Exercise details:
Your task is to repeat the entries exactly. Leave the pictures out.

Listing:
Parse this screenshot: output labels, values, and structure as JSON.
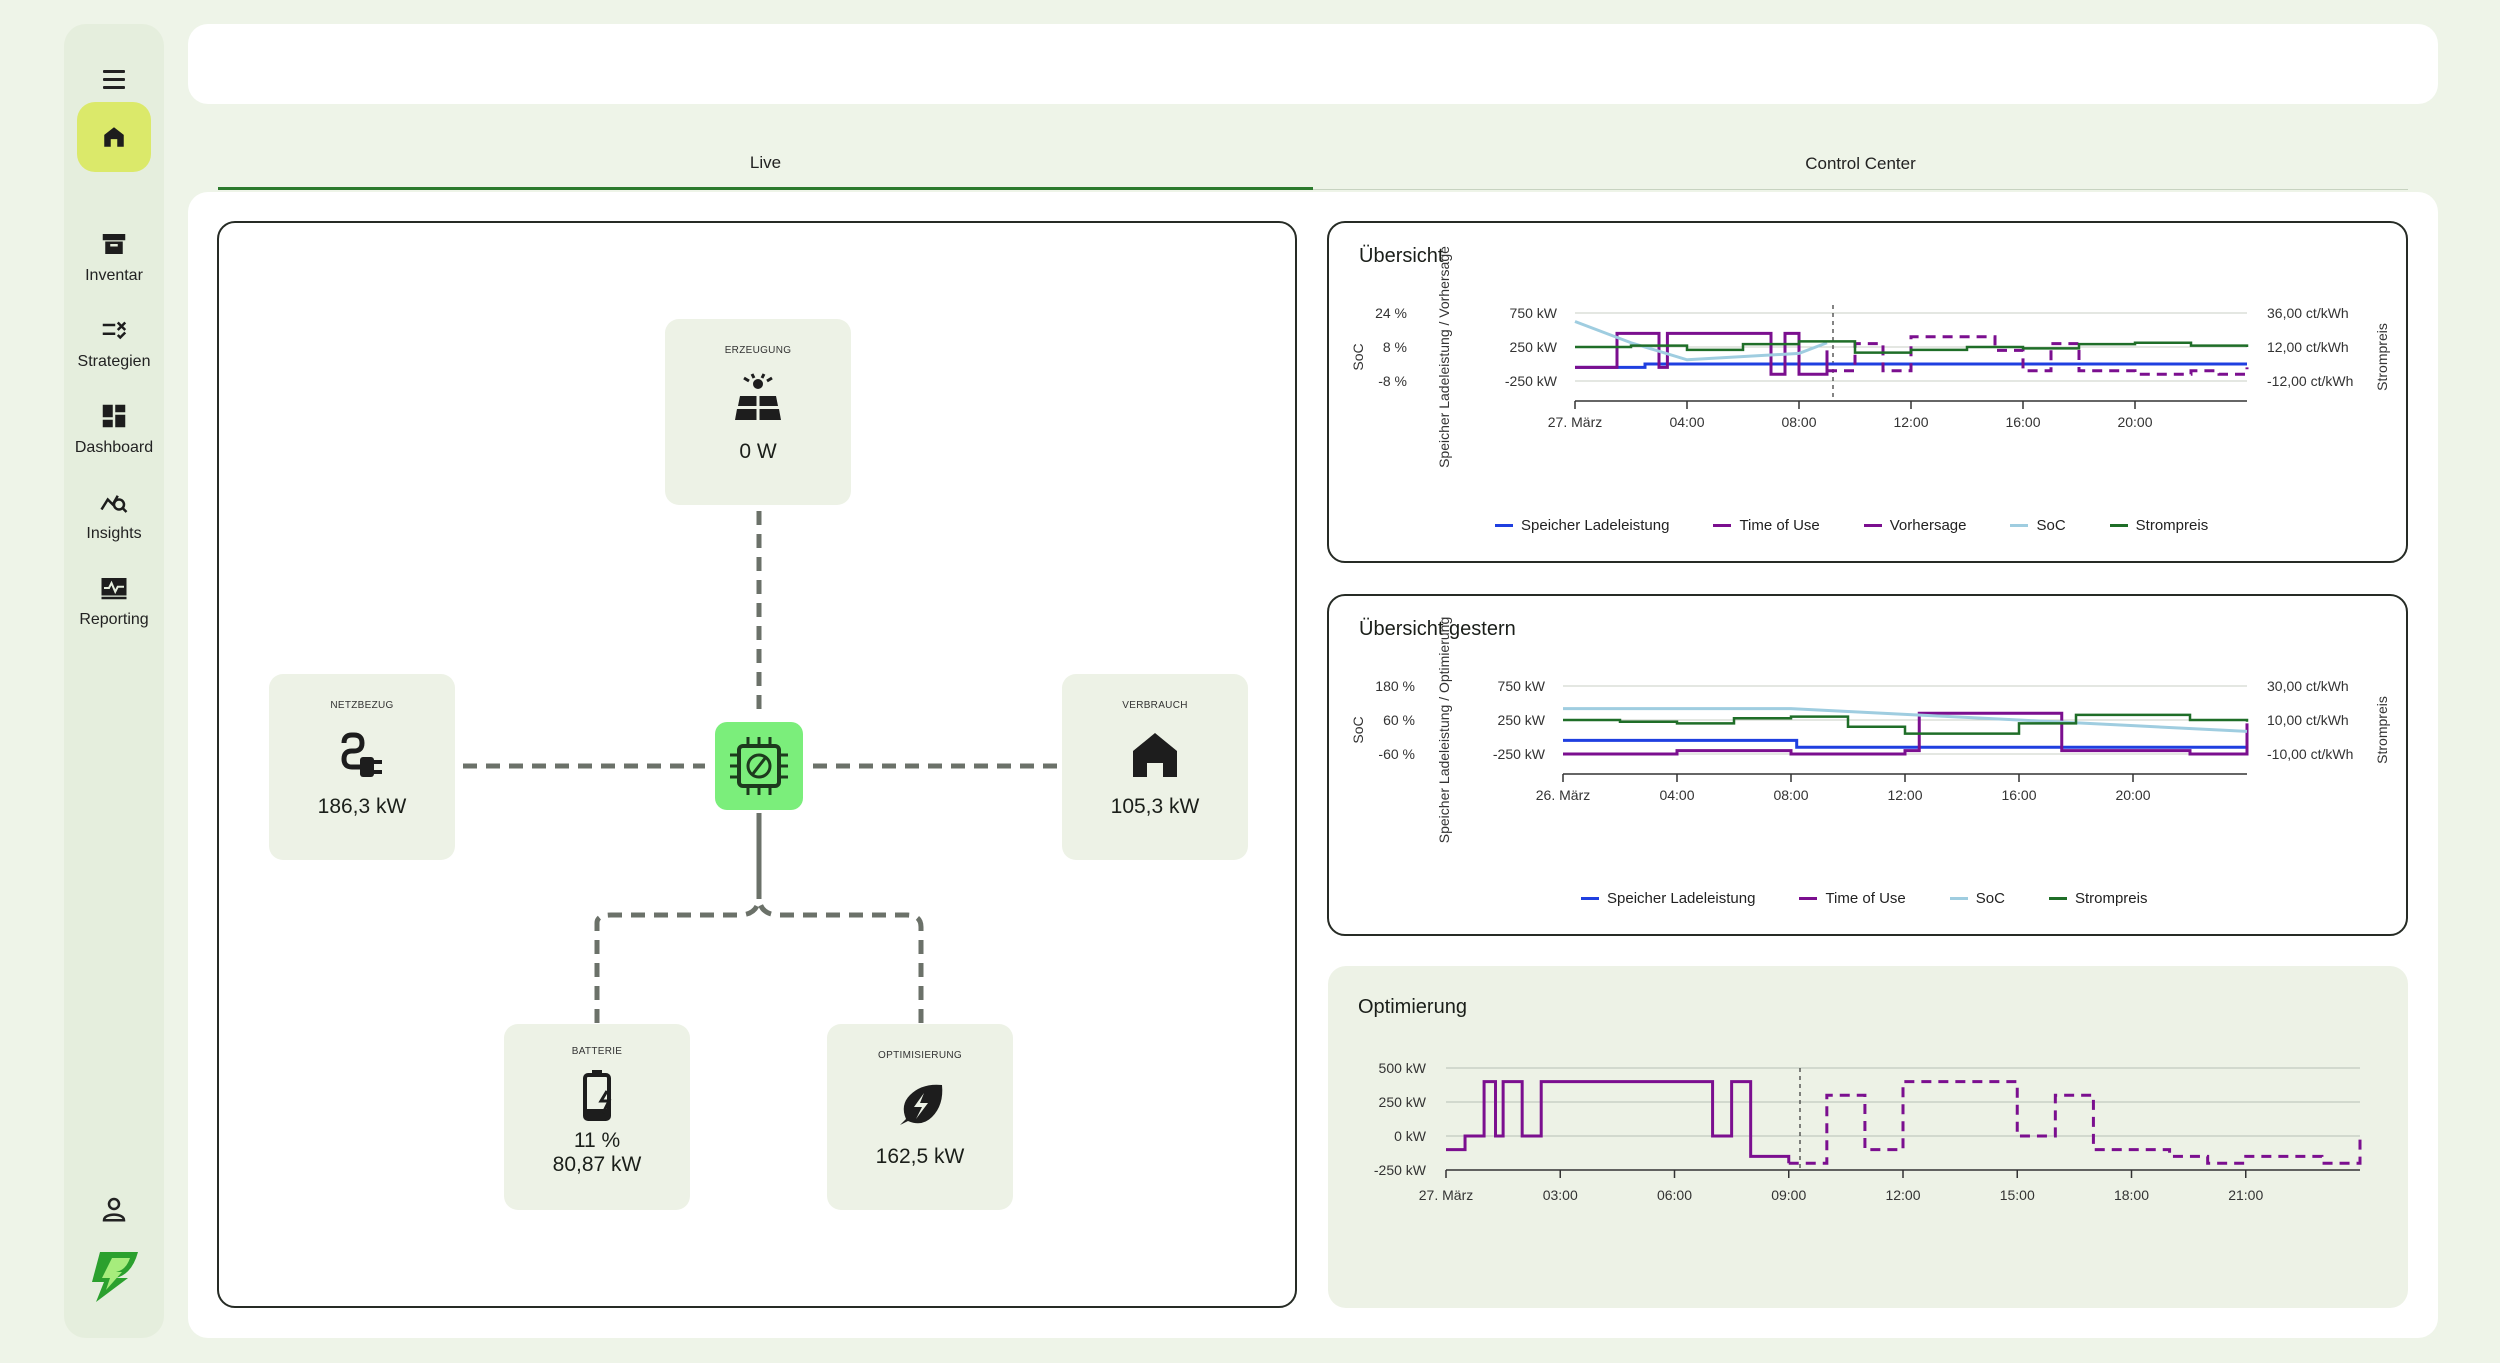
{
  "sidebar": {
    "items": [
      {
        "label": "Inventar",
        "icon": "archive-icon"
      },
      {
        "label": "Strategien",
        "icon": "strategy-icon"
      },
      {
        "label": "Dashboard",
        "icon": "dashboard-icon"
      },
      {
        "label": "Insights",
        "icon": "insights-icon"
      },
      {
        "label": "Reporting",
        "icon": "reporting-icon"
      }
    ]
  },
  "tabs": [
    {
      "label": "Live",
      "active": true
    },
    {
      "label": "Control Center",
      "active": false
    }
  ],
  "flow": {
    "erzeugung": {
      "title": "ERZEUGUNG",
      "value": "0 W"
    },
    "netzbezug": {
      "title": "NETZBEZUG",
      "value": "186,3 kW"
    },
    "verbrauch": {
      "title": "VERBRAUCH",
      "value": "105,3 kW"
    },
    "batterie": {
      "title": "BATTERIE",
      "soc": "11 %",
      "value": "80,87 kW"
    },
    "optimisierung": {
      "title": "OPTIMISIERUNG",
      "value": "162,5 kW"
    }
  },
  "colors": {
    "accent": "#dbe96a",
    "hub": "#7bee7b",
    "speicher": "#1f3fe0",
    "time_of_use": "#7b0f8f",
    "soc": "#9fcde0",
    "strompreis": "#1f6e28"
  },
  "chart_data": [
    {
      "type": "line",
      "title": "Übersicht",
      "y_left_soc_label": "SoC",
      "y_left_soc_ticks": [
        "24 %",
        "8 %",
        "-8 %"
      ],
      "y_left_power_label": "Speicher Ladeleistung / Vorhersage",
      "y_left_power_ticks": [
        "750 kW",
        "250 kW",
        "-250 kW"
      ],
      "y_right_label": "Strompreis",
      "y_right_ticks": [
        "36,00 ct/kWh",
        "12,00 ct/kWh",
        "-12,00 ct/kWh"
      ],
      "x_ticks": [
        "27. März",
        "04:00",
        "08:00",
        "12:00",
        "16:00",
        "20:00"
      ],
      "legend": [
        "Speicher Ladeleistung",
        "Time of Use",
        "Vorhersage",
        "SoC",
        "Strompreis"
      ],
      "series": [
        {
          "name": "Speicher Ladeleistung",
          "x": [
            0,
            2,
            2.5,
            12,
            24
          ],
          "y": [
            -50,
            -50,
            0,
            0,
            0
          ]
        },
        {
          "name": "Time of Use",
          "x": [
            0,
            1,
            1.5,
            2.5,
            3,
            3.3,
            3.6,
            6.5,
            7,
            7.5,
            8,
            9
          ],
          "y": [
            -50,
            -50,
            450,
            450,
            -50,
            450,
            450,
            450,
            -150,
            450,
            -150,
            200
          ]
        },
        {
          "name": "Vorhersage",
          "x": [
            9,
            10,
            11,
            12,
            13,
            14,
            15,
            16,
            17,
            18,
            19,
            20,
            21,
            22,
            23,
            24
          ],
          "y": [
            -100,
            300,
            -100,
            400,
            400,
            400,
            200,
            -100,
            300,
            -100,
            -100,
            -150,
            -150,
            -100,
            -150,
            -50
          ]
        },
        {
          "name": "SoC",
          "x": [
            0,
            2,
            4,
            8,
            9
          ],
          "y": [
            20,
            10,
            2,
            5,
            10
          ]
        },
        {
          "name": "Strompreis",
          "x": [
            0,
            2,
            4,
            6,
            8,
            10,
            12,
            14,
            16,
            18,
            20,
            22,
            24
          ],
          "y": [
            12,
            13,
            10,
            14,
            16,
            8,
            10,
            12,
            11,
            14,
            15,
            13,
            12
          ]
        }
      ]
    },
    {
      "type": "line",
      "title": "Übersicht gestern",
      "y_left_soc_label": "SoC",
      "y_left_soc_ticks": [
        "180 %",
        "60 %",
        "-60 %"
      ],
      "y_left_power_label": "Speicher Ladeleistung / Optimierung",
      "y_left_power_ticks": [
        "750 kW",
        "250 kW",
        "-250 kW"
      ],
      "y_right_label": "Strompreis",
      "y_right_ticks": [
        "30,00 ct/kWh",
        "10,00 ct/kWh",
        "-10,00 ct/kWh"
      ],
      "x_ticks": [
        "26. März",
        "04:00",
        "08:00",
        "12:00",
        "16:00",
        "20:00"
      ],
      "legend": [
        "Speicher Ladeleistung",
        "Time of Use",
        "SoC",
        "Strompreis"
      ],
      "series": [
        {
          "name": "Speicher Ladeleistung",
          "x": [
            0,
            8,
            8.2,
            24
          ],
          "y": [
            -50,
            -50,
            -150,
            -150
          ]
        },
        {
          "name": "Time of Use",
          "x": [
            0,
            4,
            8,
            12,
            12.5,
            13,
            17,
            17.5,
            22,
            24
          ],
          "y": [
            -250,
            -200,
            -250,
            -200,
            350,
            350,
            350,
            -200,
            -250,
            200
          ]
        },
        {
          "name": "SoC",
          "x": [
            0,
            8,
            12,
            16,
            20,
            24
          ],
          "y": [
            100,
            100,
            80,
            60,
            40,
            20
          ]
        },
        {
          "name": "Strompreis",
          "x": [
            0,
            2,
            4,
            6,
            8,
            10,
            12,
            14,
            16,
            18,
            20,
            22,
            24
          ],
          "y": [
            10,
            9,
            8,
            11,
            12,
            6,
            2,
            2,
            8,
            13,
            13,
            10,
            9
          ]
        }
      ]
    },
    {
      "type": "line",
      "title": "Optimierung",
      "y_ticks": [
        "500 kW",
        "250 kW",
        "0 kW",
        "-250 kW"
      ],
      "x_ticks": [
        "27. März",
        "03:00",
        "06:00",
        "09:00",
        "12:00",
        "15:00",
        "18:00",
        "21:00"
      ],
      "series": [
        {
          "name": "Time of Use",
          "x": [
            0,
            0.5,
            1,
            1.3,
            1.5,
            2,
            2.5,
            6.5,
            7,
            7.5,
            8,
            9
          ],
          "y": [
            -100,
            0,
            400,
            0,
            400,
            0,
            400,
            400,
            0,
            400,
            -150,
            -200
          ]
        },
        {
          "name": "Vorhersage",
          "x": [
            9,
            10,
            11,
            12,
            13,
            14,
            15,
            16,
            17,
            18,
            19,
            20,
            21,
            22,
            23,
            24
          ],
          "y": [
            -200,
            300,
            -100,
            400,
            400,
            400,
            0,
            300,
            -100,
            -100,
            -150,
            -200,
            -150,
            -150,
            -200,
            0
          ]
        }
      ]
    }
  ]
}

Solution for this problem:
Parse this screenshot: output labels, values, and structure as JSON.
{
  "sidebar": {
    "items": [
      {
        "label": "Inventar",
        "icon": "archive-icon"
      },
      {
        "label": "Strategien",
        "icon": "strategy-icon"
      },
      {
        "label": "Dashboard",
        "icon": "dashboard-icon"
      },
      {
        "label": "Insights",
        "icon": "insights-icon"
      },
      {
        "label": "Reporting",
        "icon": "reporting-icon"
      }
    ]
  },
  "tabs": [
    {
      "label": "Live",
      "active": true
    },
    {
      "label": "Control Center",
      "active": false
    }
  ],
  "flow": {
    "erzeugung": {
      "title": "ERZEUGUNG",
      "value": "0 W"
    },
    "netzbezug": {
      "title": "NETZBEZUG",
      "value": "186,3 kW"
    },
    "verbrauch": {
      "title": "VERBRAUCH",
      "value": "105,3 kW"
    },
    "batterie": {
      "title": "BATTERIE",
      "soc": "11 %",
      "value": "80,87 kW"
    },
    "optimisierung": {
      "title": "OPTIMISIERUNG",
      "value": "162,5 kW"
    }
  },
  "colors": {
    "accent": "#dbe96a",
    "hub": "#7bee7b",
    "speicher": "#1f3fe0",
    "time_of_use": "#7b0f8f",
    "soc": "#9fcde0",
    "strompreis": "#1f6e28"
  },
  "chart_data": [
    {
      "type": "line",
      "title": "Übersicht",
      "y_left_soc_label": "SoC",
      "y_left_soc_ticks": [
        "24 %",
        "8 %",
        "-8 %"
      ],
      "y_left_power_label": "Speicher Ladeleistung / Vorhersage",
      "y_left_power_ticks": [
        "750 kW",
        "250 kW",
        "-250 kW"
      ],
      "y_right_label": "Strompreis",
      "y_right_ticks": [
        "36,00 ct/kWh",
        "12,00 ct/kWh",
        "-12,00 ct/kWh"
      ],
      "x_ticks": [
        "27. März",
        "04:00",
        "08:00",
        "12:00",
        "16:00",
        "20:00"
      ],
      "legend": [
        "Speicher Ladeleistung",
        "Time of Use",
        "Vorhersage",
        "SoC",
        "Strompreis"
      ],
      "series": [
        {
          "name": "Speicher Ladeleistung",
          "x": [
            0,
            2,
            2.5,
            12,
            24
          ],
          "y": [
            -50,
            -50,
            0,
            0,
            0
          ]
        },
        {
          "name": "Time of Use",
          "x": [
            0,
            1,
            1.5,
            2.5,
            3,
            3.3,
            3.6,
            6.5,
            7,
            7.5,
            8,
            9
          ],
          "y": [
            -50,
            -50,
            450,
            450,
            -50,
            450,
            450,
            450,
            -150,
            450,
            -150,
            200
          ]
        },
        {
          "name": "Vorhersage",
          "x": [
            9,
            10,
            11,
            12,
            13,
            14,
            15,
            16,
            17,
            18,
            19,
            20,
            21,
            22,
            23,
            24
          ],
          "y": [
            -100,
            300,
            -100,
            400,
            400,
            400,
            200,
            -100,
            300,
            -100,
            -100,
            -150,
            -150,
            -100,
            -150,
            -50
          ]
        },
        {
          "name": "SoC",
          "x": [
            0,
            2,
            4,
            8,
            9
          ],
          "y": [
            20,
            10,
            2,
            5,
            10
          ]
        },
        {
          "name": "Strompreis",
          "x": [
            0,
            2,
            4,
            6,
            8,
            10,
            12,
            14,
            16,
            18,
            20,
            22,
            24
          ],
          "y": [
            12,
            13,
            10,
            14,
            16,
            8,
            10,
            12,
            11,
            14,
            15,
            13,
            12
          ]
        }
      ]
    },
    {
      "type": "line",
      "title": "Übersicht gestern",
      "y_left_soc_label": "SoC",
      "y_left_soc_ticks": [
        "180 %",
        "60 %",
        "-60 %"
      ],
      "y_left_power_label": "Speicher Ladeleistung / Optimierung",
      "y_left_power_ticks": [
        "750 kW",
        "250 kW",
        "-250 kW"
      ],
      "y_right_label": "Strompreis",
      "y_right_ticks": [
        "30,00 ct/kWh",
        "10,00 ct/kWh",
        "-10,00 ct/kWh"
      ],
      "x_ticks": [
        "26. März",
        "04:00",
        "08:00",
        "12:00",
        "16:00",
        "20:00"
      ],
      "legend": [
        "Speicher Ladeleistung",
        "Time of Use",
        "SoC",
        "Strompreis"
      ],
      "series": [
        {
          "name": "Speicher Ladeleistung",
          "x": [
            0,
            8,
            8.2,
            24
          ],
          "y": [
            -50,
            -50,
            -150,
            -150
          ]
        },
        {
          "name": "Time of Use",
          "x": [
            0,
            4,
            8,
            12,
            12.5,
            13,
            17,
            17.5,
            22,
            24
          ],
          "y": [
            -250,
            -200,
            -250,
            -200,
            350,
            350,
            350,
            -200,
            -250,
            200
          ]
        },
        {
          "name": "SoC",
          "x": [
            0,
            8,
            12,
            16,
            20,
            24
          ],
          "y": [
            100,
            100,
            80,
            60,
            40,
            20
          ]
        },
        {
          "name": "Strompreis",
          "x": [
            0,
            2,
            4,
            6,
            8,
            10,
            12,
            14,
            16,
            18,
            20,
            22,
            24
          ],
          "y": [
            10,
            9,
            8,
            11,
            12,
            6,
            2,
            2,
            8,
            13,
            13,
            10,
            9
          ]
        }
      ]
    },
    {
      "type": "line",
      "title": "Optimierung",
      "y_ticks": [
        "500 kW",
        "250 kW",
        "0 kW",
        "-250 kW"
      ],
      "x_ticks": [
        "27. März",
        "03:00",
        "06:00",
        "09:00",
        "12:00",
        "15:00",
        "18:00",
        "21:00"
      ],
      "series": [
        {
          "name": "Time of Use",
          "x": [
            0,
            0.5,
            1,
            1.3,
            1.5,
            2,
            2.5,
            6.5,
            7,
            7.5,
            8,
            9
          ],
          "y": [
            -100,
            0,
            400,
            0,
            400,
            0,
            400,
            400,
            0,
            400,
            -150,
            -200
          ]
        },
        {
          "name": "Vorhersage",
          "x": [
            9,
            10,
            11,
            12,
            13,
            14,
            15,
            16,
            17,
            18,
            19,
            20,
            21,
            22,
            23,
            24
          ],
          "y": [
            -200,
            300,
            -100,
            400,
            400,
            400,
            0,
            300,
            -100,
            -100,
            -150,
            -200,
            -150,
            -150,
            -200,
            0
          ]
        }
      ]
    }
  ]
}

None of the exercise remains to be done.